### GIVEN DATA

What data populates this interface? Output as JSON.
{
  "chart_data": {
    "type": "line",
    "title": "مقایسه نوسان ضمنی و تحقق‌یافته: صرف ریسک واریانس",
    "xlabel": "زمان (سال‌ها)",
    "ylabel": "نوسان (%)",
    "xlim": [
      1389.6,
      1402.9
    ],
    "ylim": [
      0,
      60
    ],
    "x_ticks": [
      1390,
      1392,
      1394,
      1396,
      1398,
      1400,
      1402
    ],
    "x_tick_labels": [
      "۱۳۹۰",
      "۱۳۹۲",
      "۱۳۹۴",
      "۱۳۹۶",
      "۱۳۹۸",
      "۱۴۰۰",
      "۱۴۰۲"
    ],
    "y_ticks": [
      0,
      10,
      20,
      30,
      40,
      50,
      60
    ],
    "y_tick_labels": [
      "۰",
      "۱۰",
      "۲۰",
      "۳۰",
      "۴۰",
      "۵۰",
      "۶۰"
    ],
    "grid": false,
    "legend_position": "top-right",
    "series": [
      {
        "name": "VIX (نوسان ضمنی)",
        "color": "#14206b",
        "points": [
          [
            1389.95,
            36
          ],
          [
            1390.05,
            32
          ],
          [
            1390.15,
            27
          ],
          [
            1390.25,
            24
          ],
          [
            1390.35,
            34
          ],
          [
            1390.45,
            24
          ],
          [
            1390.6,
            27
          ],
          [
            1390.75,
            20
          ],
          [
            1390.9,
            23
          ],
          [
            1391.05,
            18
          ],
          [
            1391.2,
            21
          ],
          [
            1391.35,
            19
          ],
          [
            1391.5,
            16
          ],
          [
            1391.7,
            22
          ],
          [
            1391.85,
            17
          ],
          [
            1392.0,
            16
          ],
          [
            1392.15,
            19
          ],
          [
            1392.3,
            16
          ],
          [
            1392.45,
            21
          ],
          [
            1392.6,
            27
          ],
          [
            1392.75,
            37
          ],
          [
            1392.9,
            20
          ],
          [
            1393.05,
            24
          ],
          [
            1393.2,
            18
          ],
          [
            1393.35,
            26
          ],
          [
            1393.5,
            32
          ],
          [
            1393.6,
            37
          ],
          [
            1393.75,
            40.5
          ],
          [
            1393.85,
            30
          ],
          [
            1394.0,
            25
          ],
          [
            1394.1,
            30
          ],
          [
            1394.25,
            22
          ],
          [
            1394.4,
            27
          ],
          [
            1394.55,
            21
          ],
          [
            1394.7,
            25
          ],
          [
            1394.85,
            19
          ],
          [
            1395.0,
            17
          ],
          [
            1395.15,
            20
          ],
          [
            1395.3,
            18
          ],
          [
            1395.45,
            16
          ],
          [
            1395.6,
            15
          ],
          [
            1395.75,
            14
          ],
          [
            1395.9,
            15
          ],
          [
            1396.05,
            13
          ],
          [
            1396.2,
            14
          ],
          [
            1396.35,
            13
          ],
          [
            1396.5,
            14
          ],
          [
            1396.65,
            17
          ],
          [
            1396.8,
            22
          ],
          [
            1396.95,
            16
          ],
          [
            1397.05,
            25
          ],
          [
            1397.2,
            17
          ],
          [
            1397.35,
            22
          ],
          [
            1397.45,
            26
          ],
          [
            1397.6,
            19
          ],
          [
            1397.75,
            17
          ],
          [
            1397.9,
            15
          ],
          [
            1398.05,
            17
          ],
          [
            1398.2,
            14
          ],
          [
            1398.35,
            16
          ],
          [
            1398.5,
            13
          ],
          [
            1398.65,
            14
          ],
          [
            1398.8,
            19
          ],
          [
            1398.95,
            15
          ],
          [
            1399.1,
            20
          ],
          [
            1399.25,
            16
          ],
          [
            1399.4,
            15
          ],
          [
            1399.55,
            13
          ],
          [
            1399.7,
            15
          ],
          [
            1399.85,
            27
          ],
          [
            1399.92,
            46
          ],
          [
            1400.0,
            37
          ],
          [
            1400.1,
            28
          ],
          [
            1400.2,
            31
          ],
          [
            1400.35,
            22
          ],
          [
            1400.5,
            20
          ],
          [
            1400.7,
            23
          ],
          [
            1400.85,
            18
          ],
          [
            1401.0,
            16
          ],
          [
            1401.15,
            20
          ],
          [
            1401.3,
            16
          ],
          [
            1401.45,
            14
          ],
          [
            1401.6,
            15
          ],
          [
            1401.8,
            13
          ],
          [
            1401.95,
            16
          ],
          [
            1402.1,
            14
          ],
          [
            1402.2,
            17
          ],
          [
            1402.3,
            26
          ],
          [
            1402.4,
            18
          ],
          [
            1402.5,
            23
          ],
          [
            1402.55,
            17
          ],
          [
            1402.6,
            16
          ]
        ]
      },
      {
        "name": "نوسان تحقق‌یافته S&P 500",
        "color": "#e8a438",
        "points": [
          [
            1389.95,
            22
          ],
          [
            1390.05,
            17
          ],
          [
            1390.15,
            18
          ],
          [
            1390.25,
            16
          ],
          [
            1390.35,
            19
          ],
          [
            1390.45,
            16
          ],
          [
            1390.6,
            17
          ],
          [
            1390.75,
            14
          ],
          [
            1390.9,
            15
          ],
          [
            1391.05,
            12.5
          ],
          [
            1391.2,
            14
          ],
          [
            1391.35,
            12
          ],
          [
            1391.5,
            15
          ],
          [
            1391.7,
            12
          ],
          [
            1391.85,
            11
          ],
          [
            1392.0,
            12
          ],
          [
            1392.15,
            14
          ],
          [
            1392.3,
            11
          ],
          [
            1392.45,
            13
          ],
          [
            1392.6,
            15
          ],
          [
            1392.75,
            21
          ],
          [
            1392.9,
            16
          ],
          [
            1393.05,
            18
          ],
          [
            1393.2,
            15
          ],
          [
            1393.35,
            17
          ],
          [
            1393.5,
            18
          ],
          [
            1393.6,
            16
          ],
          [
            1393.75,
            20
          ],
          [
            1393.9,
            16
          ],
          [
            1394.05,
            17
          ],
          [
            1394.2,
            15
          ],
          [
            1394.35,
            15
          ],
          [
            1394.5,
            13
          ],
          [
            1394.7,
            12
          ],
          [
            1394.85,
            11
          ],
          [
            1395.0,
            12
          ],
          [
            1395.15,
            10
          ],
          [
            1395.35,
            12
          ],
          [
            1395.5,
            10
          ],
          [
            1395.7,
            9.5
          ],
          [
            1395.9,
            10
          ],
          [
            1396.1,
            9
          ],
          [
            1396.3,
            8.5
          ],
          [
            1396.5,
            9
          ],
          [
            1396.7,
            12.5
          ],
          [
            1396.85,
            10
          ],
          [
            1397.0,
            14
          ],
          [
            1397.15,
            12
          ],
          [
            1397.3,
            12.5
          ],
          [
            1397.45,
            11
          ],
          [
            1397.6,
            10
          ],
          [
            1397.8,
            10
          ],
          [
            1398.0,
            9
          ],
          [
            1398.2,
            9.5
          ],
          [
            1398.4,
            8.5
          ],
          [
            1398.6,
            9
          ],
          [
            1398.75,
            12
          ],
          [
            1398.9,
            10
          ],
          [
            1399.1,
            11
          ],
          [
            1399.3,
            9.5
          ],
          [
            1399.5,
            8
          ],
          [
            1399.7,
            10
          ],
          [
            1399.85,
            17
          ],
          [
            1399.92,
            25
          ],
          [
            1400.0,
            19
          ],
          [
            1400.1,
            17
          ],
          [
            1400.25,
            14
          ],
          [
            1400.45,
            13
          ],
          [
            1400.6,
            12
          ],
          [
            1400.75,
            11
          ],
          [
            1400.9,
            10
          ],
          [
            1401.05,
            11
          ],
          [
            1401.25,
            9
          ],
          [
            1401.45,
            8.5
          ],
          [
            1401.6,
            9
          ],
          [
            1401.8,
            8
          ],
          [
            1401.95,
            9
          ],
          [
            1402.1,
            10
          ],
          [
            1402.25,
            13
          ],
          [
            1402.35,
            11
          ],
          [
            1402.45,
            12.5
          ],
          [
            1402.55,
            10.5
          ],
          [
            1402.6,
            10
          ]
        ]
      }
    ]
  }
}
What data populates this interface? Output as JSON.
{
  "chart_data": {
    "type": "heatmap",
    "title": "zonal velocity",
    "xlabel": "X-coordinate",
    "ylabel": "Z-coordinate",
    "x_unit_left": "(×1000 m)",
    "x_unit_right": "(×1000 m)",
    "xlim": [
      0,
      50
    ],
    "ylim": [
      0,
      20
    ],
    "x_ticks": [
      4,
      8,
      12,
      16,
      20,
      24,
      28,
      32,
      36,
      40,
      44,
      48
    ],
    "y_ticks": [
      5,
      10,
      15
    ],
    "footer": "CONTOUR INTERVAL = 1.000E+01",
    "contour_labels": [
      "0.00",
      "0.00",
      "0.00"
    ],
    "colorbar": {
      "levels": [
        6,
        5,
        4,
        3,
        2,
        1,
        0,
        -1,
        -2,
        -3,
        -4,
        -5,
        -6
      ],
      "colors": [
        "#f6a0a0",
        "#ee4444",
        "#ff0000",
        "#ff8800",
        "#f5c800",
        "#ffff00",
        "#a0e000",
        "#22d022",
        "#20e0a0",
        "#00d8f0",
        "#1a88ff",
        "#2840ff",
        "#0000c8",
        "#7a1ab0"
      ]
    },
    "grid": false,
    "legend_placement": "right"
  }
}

### EXERCISE PROMPT
Extract all lines from the data in which "title" is found.

### ANSWER
    "title": "مقایسه نوسان ضمنی و تحقق‌یافته: صرف ریسک واریانس",
    "title": "zonal velocity",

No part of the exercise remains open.